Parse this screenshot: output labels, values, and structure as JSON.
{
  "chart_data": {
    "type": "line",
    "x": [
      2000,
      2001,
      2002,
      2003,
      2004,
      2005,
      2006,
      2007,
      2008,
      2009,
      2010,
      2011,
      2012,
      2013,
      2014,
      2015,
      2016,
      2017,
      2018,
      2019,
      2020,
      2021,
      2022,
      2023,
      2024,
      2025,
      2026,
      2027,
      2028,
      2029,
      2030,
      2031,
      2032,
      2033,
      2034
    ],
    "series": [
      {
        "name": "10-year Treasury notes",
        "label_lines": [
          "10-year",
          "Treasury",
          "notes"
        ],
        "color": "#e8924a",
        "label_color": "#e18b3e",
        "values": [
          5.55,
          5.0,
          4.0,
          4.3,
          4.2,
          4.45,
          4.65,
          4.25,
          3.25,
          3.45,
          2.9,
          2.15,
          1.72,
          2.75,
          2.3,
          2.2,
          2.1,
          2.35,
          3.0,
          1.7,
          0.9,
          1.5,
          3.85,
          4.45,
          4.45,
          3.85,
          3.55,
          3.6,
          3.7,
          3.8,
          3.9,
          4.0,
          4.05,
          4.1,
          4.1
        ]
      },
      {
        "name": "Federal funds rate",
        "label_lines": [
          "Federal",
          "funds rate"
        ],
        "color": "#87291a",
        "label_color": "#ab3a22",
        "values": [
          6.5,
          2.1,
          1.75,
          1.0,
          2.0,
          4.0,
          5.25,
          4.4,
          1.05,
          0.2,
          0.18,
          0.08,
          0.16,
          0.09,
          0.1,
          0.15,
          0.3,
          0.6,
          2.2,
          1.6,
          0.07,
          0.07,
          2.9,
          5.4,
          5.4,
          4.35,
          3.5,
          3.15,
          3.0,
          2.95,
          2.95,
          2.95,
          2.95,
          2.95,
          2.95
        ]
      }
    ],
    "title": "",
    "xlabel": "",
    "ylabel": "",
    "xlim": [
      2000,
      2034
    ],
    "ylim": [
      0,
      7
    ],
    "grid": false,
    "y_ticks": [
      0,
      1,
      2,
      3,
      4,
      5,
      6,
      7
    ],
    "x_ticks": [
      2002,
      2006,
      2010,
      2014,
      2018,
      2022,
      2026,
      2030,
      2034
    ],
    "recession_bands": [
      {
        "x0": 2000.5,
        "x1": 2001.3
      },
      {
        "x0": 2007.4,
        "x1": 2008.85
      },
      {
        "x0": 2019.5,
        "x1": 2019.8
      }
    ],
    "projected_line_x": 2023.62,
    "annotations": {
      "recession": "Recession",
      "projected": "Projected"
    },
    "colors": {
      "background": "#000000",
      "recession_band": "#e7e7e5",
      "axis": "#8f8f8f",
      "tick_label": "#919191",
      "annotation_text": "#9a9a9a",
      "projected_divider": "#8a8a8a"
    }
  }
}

* Aim of the task: Print the records above exactly as they appear.

* Written solution:
Parse this screenshot: output labels, values, and structure as JSON.
{
  "chart_data": {
    "type": "line",
    "x": [
      2000,
      2001,
      2002,
      2003,
      2004,
      2005,
      2006,
      2007,
      2008,
      2009,
      2010,
      2011,
      2012,
      2013,
      2014,
      2015,
      2016,
      2017,
      2018,
      2019,
      2020,
      2021,
      2022,
      2023,
      2024,
      2025,
      2026,
      2027,
      2028,
      2029,
      2030,
      2031,
      2032,
      2033,
      2034
    ],
    "series": [
      {
        "name": "10-year Treasury notes",
        "label_lines": [
          "10-year",
          "Treasury",
          "notes"
        ],
        "color": "#e8924a",
        "label_color": "#e18b3e",
        "values": [
          5.55,
          5.0,
          4.0,
          4.3,
          4.2,
          4.45,
          4.65,
          4.25,
          3.25,
          3.45,
          2.9,
          2.15,
          1.72,
          2.75,
          2.3,
          2.2,
          2.1,
          2.35,
          3.0,
          1.7,
          0.9,
          1.5,
          3.85,
          4.45,
          4.45,
          3.85,
          3.55,
          3.6,
          3.7,
          3.8,
          3.9,
          4.0,
          4.05,
          4.1,
          4.1
        ]
      },
      {
        "name": "Federal funds rate",
        "label_lines": [
          "Federal",
          "funds rate"
        ],
        "color": "#87291a",
        "label_color": "#ab3a22",
        "values": [
          6.5,
          2.1,
          1.75,
          1.0,
          2.0,
          4.0,
          5.25,
          4.4,
          1.05,
          0.2,
          0.18,
          0.08,
          0.16,
          0.09,
          0.1,
          0.15,
          0.3,
          0.6,
          2.2,
          1.6,
          0.07,
          0.07,
          2.9,
          5.4,
          5.4,
          4.35,
          3.5,
          3.15,
          3.0,
          2.95,
          2.95,
          2.95,
          2.95,
          2.95,
          2.95
        ]
      }
    ],
    "title": "",
    "xlabel": "",
    "ylabel": "",
    "xlim": [
      2000,
      2034
    ],
    "ylim": [
      0,
      7
    ],
    "grid": false,
    "y_ticks": [
      0,
      1,
      2,
      3,
      4,
      5,
      6,
      7
    ],
    "x_ticks": [
      2002,
      2006,
      2010,
      2014,
      2018,
      2022,
      2026,
      2030,
      2034
    ],
    "recession_bands": [
      {
        "x0": 2000.5,
        "x1": 2001.3
      },
      {
        "x0": 2007.4,
        "x1": 2008.85
      },
      {
        "x0": 2019.5,
        "x1": 2019.8
      }
    ],
    "projected_line_x": 2023.62,
    "annotations": {
      "recession": "Recession",
      "projected": "Projected"
    },
    "colors": {
      "background": "#000000",
      "recession_band": "#e7e7e5",
      "axis": "#8f8f8f",
      "tick_label": "#919191",
      "annotation_text": "#9a9a9a",
      "projected_divider": "#8a8a8a"
    }
  }
}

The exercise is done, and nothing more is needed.